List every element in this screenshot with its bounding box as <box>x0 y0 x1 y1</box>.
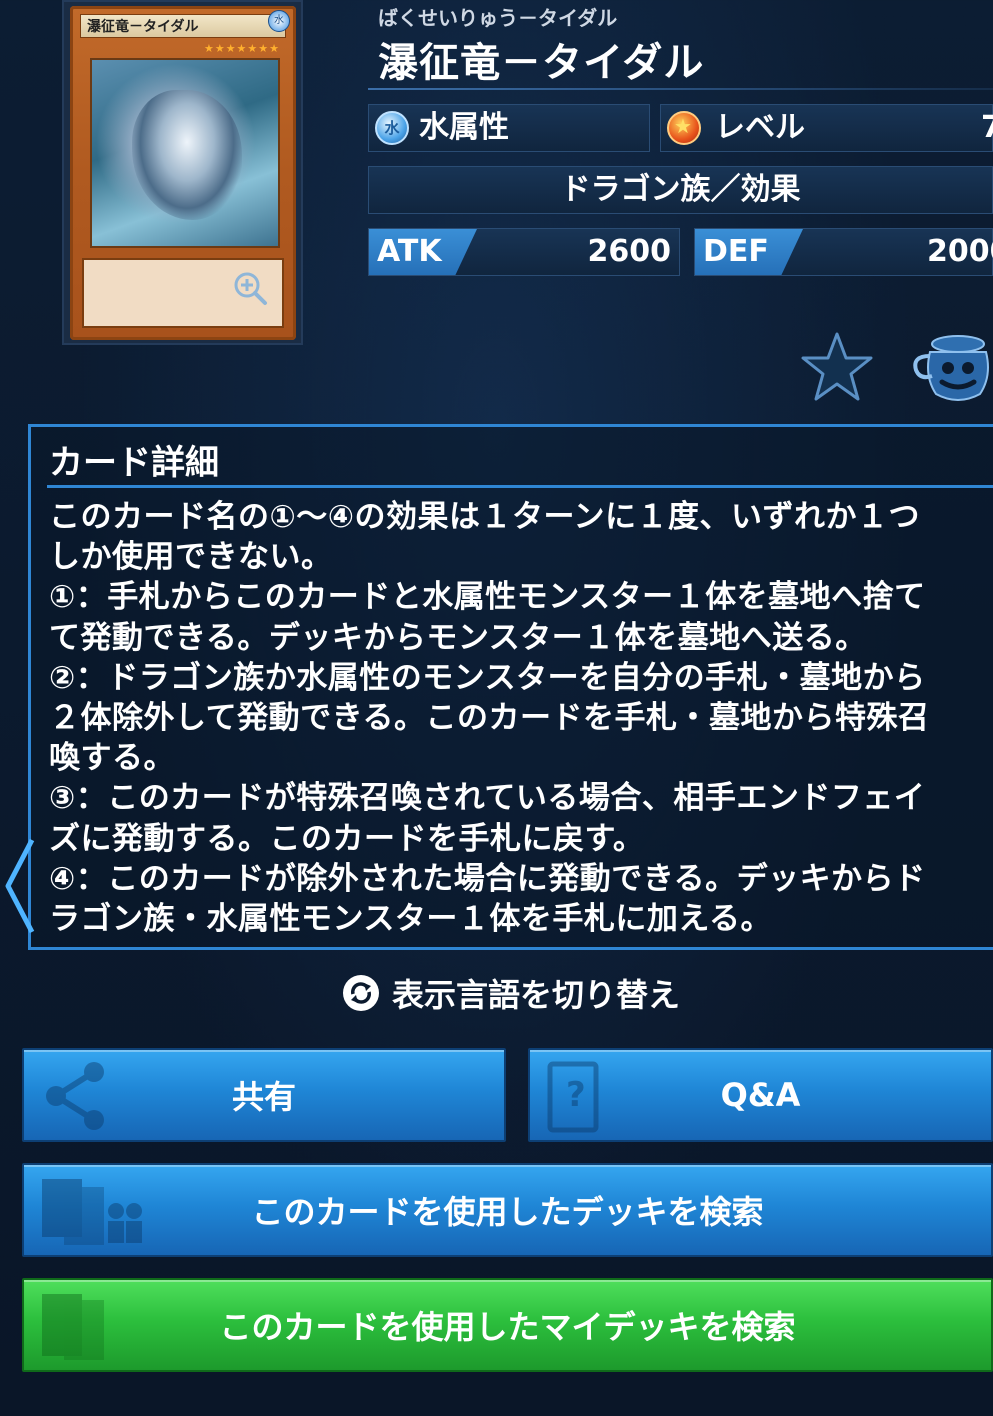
search-decks-button[interactable]: このカードを使用したデッキを検索 <box>22 1163 993 1257</box>
share-button[interactable]: 共有 <box>22 1048 506 1142</box>
star-outline-icon[interactable] <box>800 330 874 404</box>
switch-language-button[interactable]: 表示言語を切り替え <box>342 970 680 1016</box>
card-detail-heading: カード詳細 <box>49 443 219 483</box>
svg-text:?: ? <box>566 1075 586 1115</box>
card-name-title: 瀑征竜－タイダル <box>378 40 705 86</box>
zoom-in-icon[interactable] <box>232 270 268 306</box>
level-value: 7 <box>981 110 993 145</box>
level-field: レベル 7 <box>660 104 993 152</box>
qa-card-icon: ? <box>547 1061 599 1133</box>
card-image-name: 瀑征竜－タイダル <box>80 14 286 38</box>
card-image-attribute-icon: 水 <box>268 10 290 32</box>
card-illustration <box>90 58 280 248</box>
share-icon <box>46 1062 104 1130</box>
card-image-level-stars: ★★★★★★★ <box>203 42 280 55</box>
title-divider <box>368 88 993 90</box>
search-my-decks-label: このカードを使用したマイデッキを検索 <box>219 1308 796 1346</box>
level-label: レベル <box>715 110 805 145</box>
def-field: DEF 2000 <box>694 228 993 276</box>
def-value: 2000 <box>927 234 993 269</box>
switch-language-label: 表示言語を切り替え <box>392 976 681 1014</box>
deck-users-icon <box>42 1179 142 1245</box>
share-label: 共有 <box>231 1078 296 1116</box>
card-detail-divider <box>47 485 993 488</box>
def-label: DEF <box>695 229 803 275</box>
card-name-ruby: ばくせいりゅう－タイダル <box>378 6 618 30</box>
card-effect-text: このカード名の①～④の効果は１ターンに１度、いずれか１つ しか使用できない。 ①… <box>49 499 930 938</box>
refresh-icon <box>343 975 379 1011</box>
level-star-icon <box>667 111 701 145</box>
attribute-field: 水 水属性 <box>368 104 650 152</box>
monster-type: ドラゴン族／効果 <box>560 172 801 207</box>
search-decks-label: このカードを使用したデッキを検索 <box>251 1193 764 1231</box>
card-image[interactable]: 瀑征竜－タイダル 水 ★★★★★★★ <box>62 0 303 345</box>
chevron-left-icon[interactable] <box>0 836 40 936</box>
atk-field: ATK 2600 <box>368 228 680 276</box>
atk-value: 2600 <box>587 234 672 269</box>
search-my-decks-button[interactable]: このカードを使用したマイデッキを検索 <box>22 1278 993 1372</box>
attribute-value: 水属性 <box>419 110 509 145</box>
card-text-box <box>82 258 284 328</box>
atk-label: ATK <box>369 229 477 275</box>
qa-button[interactable]: ? Q&A <box>528 1048 993 1142</box>
dragon-illustration <box>132 90 242 220</box>
my-deck-icon <box>42 1294 104 1360</box>
card-artwork-frame: 瀑征竜－タイダル 水 ★★★★★★★ <box>70 6 296 340</box>
water-attribute-icon: 水 <box>375 111 409 145</box>
card-detail-panel: カード詳細 このカード名の①～④の効果は１ターンに１度、いずれか１つ しか使用で… <box>28 424 993 950</box>
pot-of-greed-icon[interactable] <box>910 330 993 404</box>
type-field: ドラゴン族／効果 <box>368 166 993 214</box>
qa-label: Q&A <box>720 1076 801 1114</box>
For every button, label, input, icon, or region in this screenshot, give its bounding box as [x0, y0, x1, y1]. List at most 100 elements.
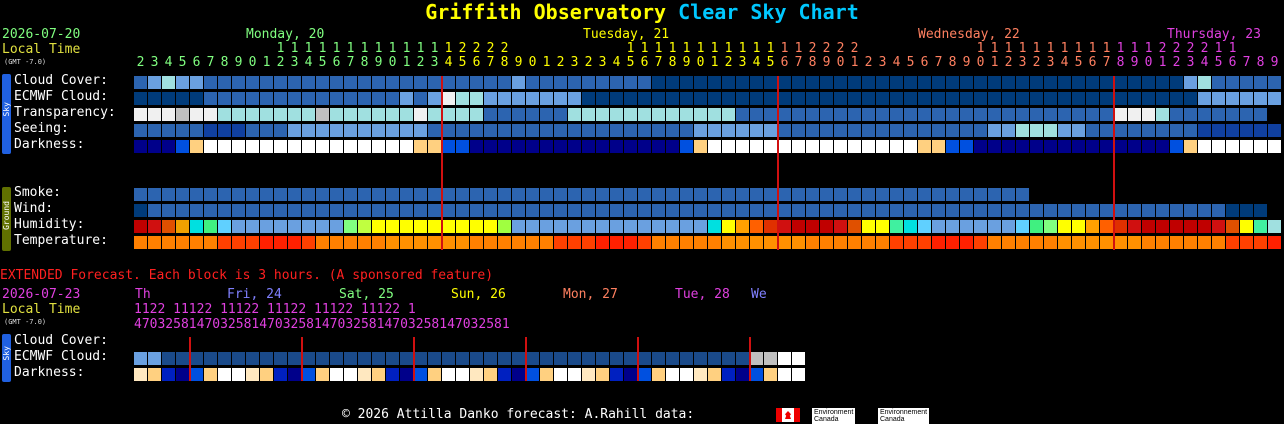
hour-tens-digit: 1 [682, 41, 691, 56]
transparency-cell [750, 108, 763, 121]
cloud-cover-cell [456, 76, 469, 89]
seeing-cell [232, 124, 245, 137]
cloud-cover-cell [1198, 76, 1211, 89]
transparency-cell [666, 108, 679, 121]
env-canada-logo[interactable]: Environment Canada [812, 408, 856, 424]
darkness-cell [1156, 140, 1169, 153]
humidity-cell [596, 220, 609, 233]
temperature-cell [484, 236, 497, 249]
ext-darkness-cell [512, 368, 525, 381]
ext-darkness-cell [694, 368, 707, 381]
ecmwf-cloud-cell [1114, 92, 1127, 105]
hour-digit: 1 [402, 55, 411, 70]
humidity-cell [400, 220, 413, 233]
ext-day-label-thu: Th [135, 287, 151, 302]
seeing-cell [1128, 124, 1141, 137]
ecmwf-cloud-cell [288, 92, 301, 105]
seeing-cell [708, 124, 721, 137]
cloud-cover-cell [1142, 76, 1155, 89]
temperature-cell [1268, 236, 1281, 249]
hour-digit: 4 [752, 55, 761, 70]
ecmwf-cloud-cell [526, 92, 539, 105]
env-canada-logo-fr[interactable]: Environnement Canada [878, 408, 930, 424]
darkness-cell [372, 140, 385, 153]
hour-digit: 3 [290, 55, 299, 70]
wind-cell [596, 204, 609, 217]
wind-cell [386, 204, 399, 217]
ext-darkness-cell [708, 368, 721, 381]
darkness-cell [1030, 140, 1043, 153]
smoke-cell [862, 188, 875, 201]
hour-digit: 5 [458, 55, 467, 70]
seeing-cell [596, 124, 609, 137]
darkness-cell [904, 140, 917, 153]
wind-cell [358, 204, 371, 217]
extended-local-time: Local Time [2, 302, 81, 317]
seeing-cell [610, 124, 623, 137]
ext-ecmwf-cloud-cell [288, 352, 301, 365]
cloud-cover-cell [1268, 76, 1281, 89]
transparency-cell [708, 108, 721, 121]
transparency-cell [1128, 108, 1141, 121]
temperature-cell [764, 236, 777, 249]
temperature-cell [260, 236, 273, 249]
ext-ecmwf-cloud-cell [750, 352, 763, 365]
transparency-cell [232, 108, 245, 121]
transparency-cell [400, 108, 413, 121]
ecmwf-cloud-cell [596, 92, 609, 105]
ecmwf-cloud-cell [330, 92, 343, 105]
darkness-cell [1184, 140, 1197, 153]
ecmwf-cloud-cell [918, 92, 931, 105]
darkness-cell [624, 140, 637, 153]
ext-ecmwf-cloud-cell [638, 352, 651, 365]
ext-darkness-cell [610, 368, 623, 381]
seeing-cell [624, 124, 637, 137]
humidity-cell [1184, 220, 1197, 233]
ext-ecmwf-cloud-cell [652, 352, 665, 365]
humidity-cell [288, 220, 301, 233]
seeing-cell [428, 124, 441, 137]
transparency-cell [554, 108, 567, 121]
humidity-cell [414, 220, 427, 233]
ground-section-tab: Ground [2, 187, 11, 251]
transparency-cell [484, 108, 497, 121]
smoke-cell [736, 188, 749, 201]
humidity-cell [666, 220, 679, 233]
ecmwf-cloud-cell [428, 92, 441, 105]
hour-digit: 2 [556, 55, 565, 70]
cloud-cover-cell [554, 76, 567, 89]
ecmwf-cloud-cell [1268, 92, 1281, 105]
humidity-cell [848, 220, 861, 233]
smoke-cell [442, 188, 455, 201]
hour-digit: 2 [1032, 55, 1041, 70]
wind-cell [330, 204, 343, 217]
hour-digit: 2 [724, 55, 733, 70]
temperature-cell [232, 236, 245, 249]
wind-cell [1058, 204, 1071, 217]
smoke-cell [722, 188, 735, 201]
ext-darkness-cell [778, 368, 791, 381]
temperature-cell [1030, 236, 1043, 249]
hour-tens-digit: 1 [374, 41, 383, 56]
hour-tens-digit: 2 [1158, 41, 1167, 56]
smoke-cell [596, 188, 609, 201]
wind-cell [162, 204, 175, 217]
temperature-cell [1170, 236, 1183, 249]
darkness-cell [246, 140, 259, 153]
temperature-cell [932, 236, 945, 249]
temperature-cell [246, 236, 259, 249]
temperature-cell [414, 236, 427, 249]
smoke-cell [946, 188, 959, 201]
wind-cell [1002, 204, 1015, 217]
transparency-cell [288, 108, 301, 121]
hour-digit: 1 [990, 55, 999, 70]
seeing-cell [1184, 124, 1197, 137]
ext-darkness-cell [218, 368, 231, 381]
smoke-cell [918, 188, 931, 201]
darkness-cell [484, 140, 497, 153]
smoke-cell [904, 188, 917, 201]
ext-ecmwf-cloud-cell [694, 352, 707, 365]
wind-cell [736, 204, 749, 217]
hour-digit: 3 [570, 55, 579, 70]
cloud-cover-cell [540, 76, 553, 89]
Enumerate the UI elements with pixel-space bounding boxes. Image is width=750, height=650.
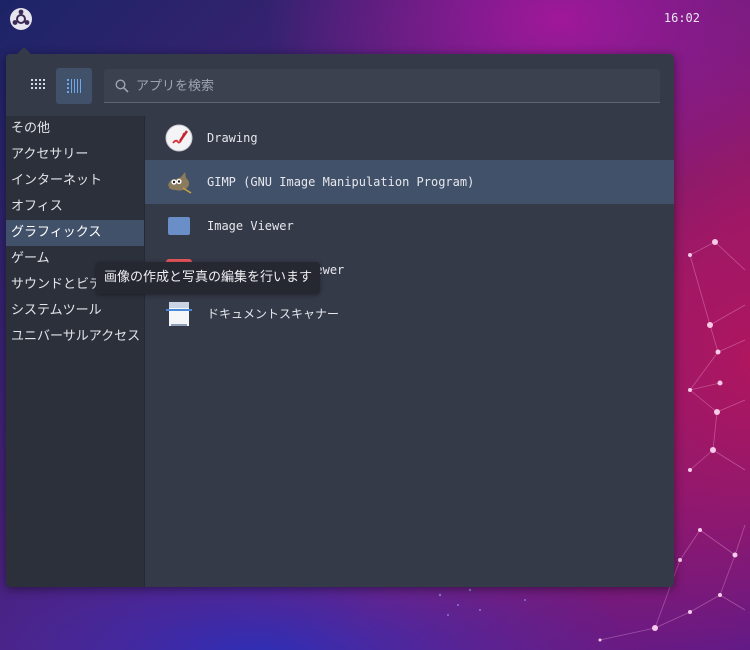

□ □ □ □

Beginning at the line that contains "search-decks-button[interactable]: このカードを使用したデッキを検索 <box>22" and ending with the line that contains "def-field: DEF 2000", write out those rows again with "level-value" swapped for "level-number" and everything else left the same.

- **Solved exercise**:
search-decks-button[interactable]: このカードを使用したデッキを検索 <box>22 1163 993 1257</box>
share-button[interactable]: 共有 <box>22 1048 506 1142</box>
star-outline-icon[interactable] <box>800 330 874 404</box>
switch-language-button[interactable]: 表示言語を切り替え <box>342 970 680 1016</box>
card-detail-heading: カード詳細 <box>49 443 219 483</box>
svg-text:?: ? <box>566 1075 586 1115</box>
card-name-title: 瀑征竜－タイダル <box>378 40 705 86</box>
zoom-in-icon[interactable] <box>232 270 268 306</box>
level-number: 7 <box>981 110 993 145</box>
level-field: レベル 7 <box>660 104 993 152</box>
qa-card-icon: ? <box>547 1061 599 1133</box>
card-image-name: 瀑征竜－タイダル <box>80 14 286 38</box>
card-image-attribute-icon: 水 <box>268 10 290 32</box>
card-illustration <box>90 58 280 248</box>
share-icon <box>46 1062 104 1130</box>
card-image-level-stars: ★★★★★★★ <box>203 42 280 55</box>
title-divider <box>368 88 993 90</box>
search-my-decks-label: このカードを使用したマイデッキを検索 <box>219 1308 796 1346</box>
level-label: レベル <box>715 110 805 145</box>
def-field: DEF 2000 <box>694 228 993 276</box>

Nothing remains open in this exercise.